(Excerpts from a figure dataset)
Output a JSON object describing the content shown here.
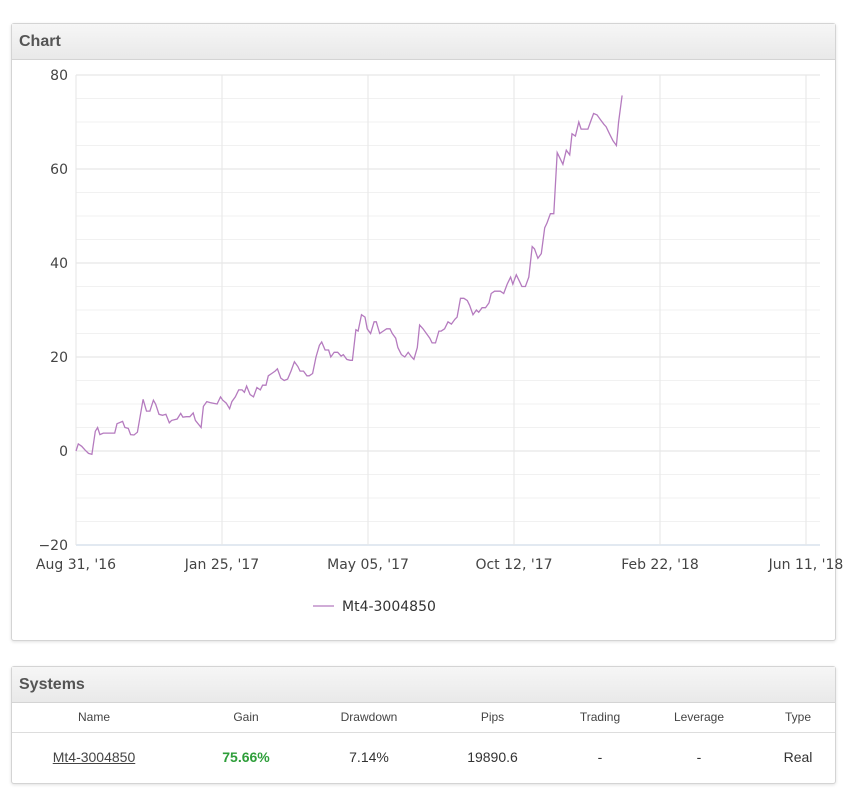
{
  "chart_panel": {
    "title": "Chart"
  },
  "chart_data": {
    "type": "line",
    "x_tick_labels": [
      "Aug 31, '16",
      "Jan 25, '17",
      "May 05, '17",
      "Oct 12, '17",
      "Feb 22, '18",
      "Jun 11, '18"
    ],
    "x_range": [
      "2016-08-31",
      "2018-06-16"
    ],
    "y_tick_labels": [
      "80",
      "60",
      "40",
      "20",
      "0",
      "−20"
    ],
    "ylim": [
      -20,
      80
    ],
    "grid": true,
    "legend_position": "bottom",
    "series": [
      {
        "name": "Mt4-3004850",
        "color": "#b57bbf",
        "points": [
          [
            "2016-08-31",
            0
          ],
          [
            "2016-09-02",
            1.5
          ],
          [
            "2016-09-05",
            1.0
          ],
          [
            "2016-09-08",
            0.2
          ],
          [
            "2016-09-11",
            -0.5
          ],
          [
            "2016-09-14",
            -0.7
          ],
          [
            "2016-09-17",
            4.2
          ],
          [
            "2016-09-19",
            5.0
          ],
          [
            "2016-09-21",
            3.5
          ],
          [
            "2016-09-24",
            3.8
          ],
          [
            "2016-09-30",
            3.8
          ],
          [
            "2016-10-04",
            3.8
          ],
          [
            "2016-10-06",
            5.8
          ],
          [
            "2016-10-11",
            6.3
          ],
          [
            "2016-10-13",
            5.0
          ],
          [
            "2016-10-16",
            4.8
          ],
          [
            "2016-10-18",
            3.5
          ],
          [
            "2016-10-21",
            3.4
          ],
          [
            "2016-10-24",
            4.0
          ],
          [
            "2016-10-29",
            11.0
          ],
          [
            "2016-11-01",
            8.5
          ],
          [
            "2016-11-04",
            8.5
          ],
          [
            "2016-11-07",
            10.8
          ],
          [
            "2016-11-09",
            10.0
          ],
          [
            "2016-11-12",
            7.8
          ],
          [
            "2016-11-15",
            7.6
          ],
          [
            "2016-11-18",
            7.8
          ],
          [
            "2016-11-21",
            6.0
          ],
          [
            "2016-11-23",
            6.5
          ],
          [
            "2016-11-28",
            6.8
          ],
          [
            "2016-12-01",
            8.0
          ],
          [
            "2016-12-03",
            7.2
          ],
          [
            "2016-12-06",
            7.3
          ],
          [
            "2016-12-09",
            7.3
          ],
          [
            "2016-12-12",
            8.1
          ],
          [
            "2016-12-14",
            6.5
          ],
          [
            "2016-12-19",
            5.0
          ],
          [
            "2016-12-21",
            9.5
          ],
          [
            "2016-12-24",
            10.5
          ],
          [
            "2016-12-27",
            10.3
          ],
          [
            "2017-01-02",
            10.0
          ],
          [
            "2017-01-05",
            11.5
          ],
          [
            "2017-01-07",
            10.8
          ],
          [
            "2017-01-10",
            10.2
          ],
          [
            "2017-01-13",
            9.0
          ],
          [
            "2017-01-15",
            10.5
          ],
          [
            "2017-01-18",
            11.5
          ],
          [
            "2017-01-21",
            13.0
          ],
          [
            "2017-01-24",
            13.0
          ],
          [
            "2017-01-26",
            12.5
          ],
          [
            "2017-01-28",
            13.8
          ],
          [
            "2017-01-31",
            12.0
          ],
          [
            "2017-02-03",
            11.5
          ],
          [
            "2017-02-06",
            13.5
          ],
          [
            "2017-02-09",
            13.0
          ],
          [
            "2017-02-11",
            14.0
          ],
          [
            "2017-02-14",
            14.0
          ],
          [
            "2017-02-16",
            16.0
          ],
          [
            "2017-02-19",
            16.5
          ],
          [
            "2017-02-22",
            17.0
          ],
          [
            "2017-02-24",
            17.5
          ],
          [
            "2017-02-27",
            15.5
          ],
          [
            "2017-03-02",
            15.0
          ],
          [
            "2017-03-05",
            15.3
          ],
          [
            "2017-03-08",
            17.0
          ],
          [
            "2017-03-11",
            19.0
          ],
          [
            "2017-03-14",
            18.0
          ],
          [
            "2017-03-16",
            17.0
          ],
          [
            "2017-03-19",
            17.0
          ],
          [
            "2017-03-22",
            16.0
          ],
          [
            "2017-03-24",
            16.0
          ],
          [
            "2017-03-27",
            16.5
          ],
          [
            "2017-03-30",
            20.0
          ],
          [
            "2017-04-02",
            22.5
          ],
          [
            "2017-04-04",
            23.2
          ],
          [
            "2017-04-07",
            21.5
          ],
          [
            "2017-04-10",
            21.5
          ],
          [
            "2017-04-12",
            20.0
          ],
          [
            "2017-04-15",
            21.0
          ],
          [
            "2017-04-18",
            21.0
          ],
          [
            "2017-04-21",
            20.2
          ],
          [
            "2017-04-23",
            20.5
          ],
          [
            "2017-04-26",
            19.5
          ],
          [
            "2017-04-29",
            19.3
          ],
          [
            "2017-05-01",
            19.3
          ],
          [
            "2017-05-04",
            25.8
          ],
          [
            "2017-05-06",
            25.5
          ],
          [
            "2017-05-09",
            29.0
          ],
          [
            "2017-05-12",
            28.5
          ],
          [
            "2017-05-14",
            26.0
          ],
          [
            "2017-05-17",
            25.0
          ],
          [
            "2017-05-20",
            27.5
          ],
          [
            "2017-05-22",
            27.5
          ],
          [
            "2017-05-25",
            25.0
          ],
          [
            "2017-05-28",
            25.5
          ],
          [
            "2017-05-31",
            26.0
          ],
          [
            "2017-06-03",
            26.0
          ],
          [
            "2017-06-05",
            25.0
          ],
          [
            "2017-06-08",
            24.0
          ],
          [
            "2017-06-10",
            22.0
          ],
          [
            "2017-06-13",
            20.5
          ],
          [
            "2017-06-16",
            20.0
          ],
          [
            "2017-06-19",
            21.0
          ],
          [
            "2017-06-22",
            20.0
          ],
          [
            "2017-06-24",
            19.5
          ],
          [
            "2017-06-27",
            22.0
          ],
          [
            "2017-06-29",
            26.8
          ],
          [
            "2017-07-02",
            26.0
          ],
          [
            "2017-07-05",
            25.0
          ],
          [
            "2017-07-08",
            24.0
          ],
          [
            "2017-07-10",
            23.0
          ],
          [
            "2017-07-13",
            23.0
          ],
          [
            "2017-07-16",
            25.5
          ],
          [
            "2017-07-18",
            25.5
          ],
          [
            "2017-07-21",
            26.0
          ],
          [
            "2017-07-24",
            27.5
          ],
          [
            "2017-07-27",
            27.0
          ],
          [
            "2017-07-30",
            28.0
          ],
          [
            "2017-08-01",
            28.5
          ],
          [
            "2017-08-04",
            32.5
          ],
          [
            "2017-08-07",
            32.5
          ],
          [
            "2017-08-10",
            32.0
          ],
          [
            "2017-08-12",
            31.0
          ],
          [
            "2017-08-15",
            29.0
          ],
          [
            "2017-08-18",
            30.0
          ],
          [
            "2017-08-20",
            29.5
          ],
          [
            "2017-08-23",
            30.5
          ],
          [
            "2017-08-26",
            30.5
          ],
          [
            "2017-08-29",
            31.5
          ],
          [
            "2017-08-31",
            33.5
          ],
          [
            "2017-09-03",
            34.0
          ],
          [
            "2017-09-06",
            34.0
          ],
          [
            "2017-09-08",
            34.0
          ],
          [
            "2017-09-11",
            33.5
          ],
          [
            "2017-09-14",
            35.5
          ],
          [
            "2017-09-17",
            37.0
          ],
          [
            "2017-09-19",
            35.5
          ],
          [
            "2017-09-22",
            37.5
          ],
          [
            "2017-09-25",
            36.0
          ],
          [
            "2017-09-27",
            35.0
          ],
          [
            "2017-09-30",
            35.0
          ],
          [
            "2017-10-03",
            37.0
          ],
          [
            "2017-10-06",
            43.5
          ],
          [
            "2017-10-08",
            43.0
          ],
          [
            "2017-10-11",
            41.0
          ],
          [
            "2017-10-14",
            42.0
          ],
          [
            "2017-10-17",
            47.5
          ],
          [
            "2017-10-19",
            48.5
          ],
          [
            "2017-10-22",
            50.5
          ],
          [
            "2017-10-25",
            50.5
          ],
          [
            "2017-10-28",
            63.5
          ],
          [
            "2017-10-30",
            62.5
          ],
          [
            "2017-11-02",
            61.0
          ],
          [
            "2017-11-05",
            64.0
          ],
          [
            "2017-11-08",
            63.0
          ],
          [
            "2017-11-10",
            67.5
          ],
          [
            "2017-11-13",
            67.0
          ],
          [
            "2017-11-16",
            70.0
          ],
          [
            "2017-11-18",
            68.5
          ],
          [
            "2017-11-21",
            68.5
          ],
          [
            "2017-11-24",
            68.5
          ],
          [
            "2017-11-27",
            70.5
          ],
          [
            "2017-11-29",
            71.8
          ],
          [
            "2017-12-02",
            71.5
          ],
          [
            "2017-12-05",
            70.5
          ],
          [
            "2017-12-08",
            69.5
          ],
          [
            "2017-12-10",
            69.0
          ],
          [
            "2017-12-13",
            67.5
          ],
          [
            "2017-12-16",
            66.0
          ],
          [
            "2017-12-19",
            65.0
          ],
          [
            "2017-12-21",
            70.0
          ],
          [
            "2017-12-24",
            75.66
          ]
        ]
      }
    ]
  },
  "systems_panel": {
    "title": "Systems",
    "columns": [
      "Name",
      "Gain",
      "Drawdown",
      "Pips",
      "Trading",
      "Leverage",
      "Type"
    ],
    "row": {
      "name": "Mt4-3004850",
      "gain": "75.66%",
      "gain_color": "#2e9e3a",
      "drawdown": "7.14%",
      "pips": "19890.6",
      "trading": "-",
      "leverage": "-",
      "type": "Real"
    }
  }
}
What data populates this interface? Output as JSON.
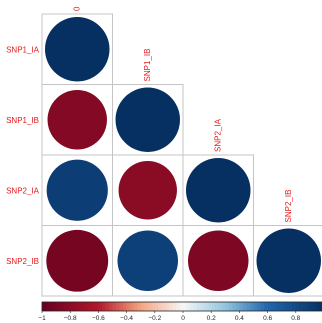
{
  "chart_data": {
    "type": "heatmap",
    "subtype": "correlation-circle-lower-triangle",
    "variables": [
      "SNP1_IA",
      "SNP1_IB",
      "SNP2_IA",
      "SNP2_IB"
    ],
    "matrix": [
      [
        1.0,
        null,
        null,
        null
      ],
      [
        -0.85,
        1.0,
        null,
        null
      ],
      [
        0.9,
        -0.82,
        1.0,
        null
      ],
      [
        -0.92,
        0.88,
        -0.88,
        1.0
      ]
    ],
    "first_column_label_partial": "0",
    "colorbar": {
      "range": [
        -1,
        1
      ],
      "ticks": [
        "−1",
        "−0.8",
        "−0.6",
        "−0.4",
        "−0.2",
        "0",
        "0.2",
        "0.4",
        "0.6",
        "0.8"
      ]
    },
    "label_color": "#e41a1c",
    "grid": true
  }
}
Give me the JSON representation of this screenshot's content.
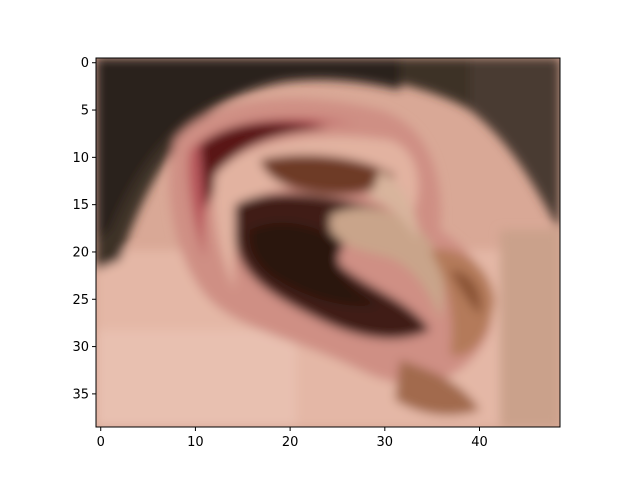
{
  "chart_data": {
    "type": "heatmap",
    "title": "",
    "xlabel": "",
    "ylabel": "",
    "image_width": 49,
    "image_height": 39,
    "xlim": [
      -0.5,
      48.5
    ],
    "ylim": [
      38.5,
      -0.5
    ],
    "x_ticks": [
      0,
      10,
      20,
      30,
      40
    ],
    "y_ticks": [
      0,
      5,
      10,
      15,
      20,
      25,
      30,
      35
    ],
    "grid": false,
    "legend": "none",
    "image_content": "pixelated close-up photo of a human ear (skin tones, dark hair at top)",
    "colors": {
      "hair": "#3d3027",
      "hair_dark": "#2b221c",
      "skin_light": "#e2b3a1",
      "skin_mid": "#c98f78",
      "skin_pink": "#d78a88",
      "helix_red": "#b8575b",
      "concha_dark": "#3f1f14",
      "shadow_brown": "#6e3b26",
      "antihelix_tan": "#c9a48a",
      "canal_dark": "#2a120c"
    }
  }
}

YOUR GOAL:
Retype the lines exactly as they appear, beginning with the line that contains "What data populates" and ending with the final line of the entries, and omit the pictures.

THE SOLUTION:
What data populates this interface? Output as JSON.
{
  "chart_data": {
    "type": "heatmap",
    "subtype": "correlation-circle-lower-triangle",
    "variables": [
      "SNP1_IA",
      "SNP1_IB",
      "SNP2_IA",
      "SNP2_IB"
    ],
    "matrix": [
      [
        1.0,
        null,
        null,
        null
      ],
      [
        -0.85,
        1.0,
        null,
        null
      ],
      [
        0.9,
        -0.82,
        1.0,
        null
      ],
      [
        -0.92,
        0.88,
        -0.88,
        1.0
      ]
    ],
    "first_column_label_partial": "0",
    "colorbar": {
      "range": [
        -1,
        1
      ],
      "ticks": [
        "−1",
        "−0.8",
        "−0.6",
        "−0.4",
        "−0.2",
        "0",
        "0.2",
        "0.4",
        "0.6",
        "0.8"
      ]
    },
    "label_color": "#e41a1c",
    "grid": true
  }
}
Give me the JSON representation of this screenshot's content.
{
  "chart_data": {
    "type": "heatmap",
    "title": "",
    "xlabel": "",
    "ylabel": "",
    "image_width": 49,
    "image_height": 39,
    "xlim": [
      -0.5,
      48.5
    ],
    "ylim": [
      38.5,
      -0.5
    ],
    "x_ticks": [
      0,
      10,
      20,
      30,
      40
    ],
    "y_ticks": [
      0,
      5,
      10,
      15,
      20,
      25,
      30,
      35
    ],
    "grid": false,
    "legend": "none",
    "image_content": "pixelated close-up photo of a human ear (skin tones, dark hair at top)",
    "colors": {
      "hair": "#3d3027",
      "hair_dark": "#2b221c",
      "skin_light": "#e2b3a1",
      "skin_mid": "#c98f78",
      "skin_pink": "#d78a88",
      "helix_red": "#b8575b",
      "concha_dark": "#3f1f14",
      "shadow_brown": "#6e3b26",
      "antihelix_tan": "#c9a48a",
      "canal_dark": "#2a120c"
    }
  }
}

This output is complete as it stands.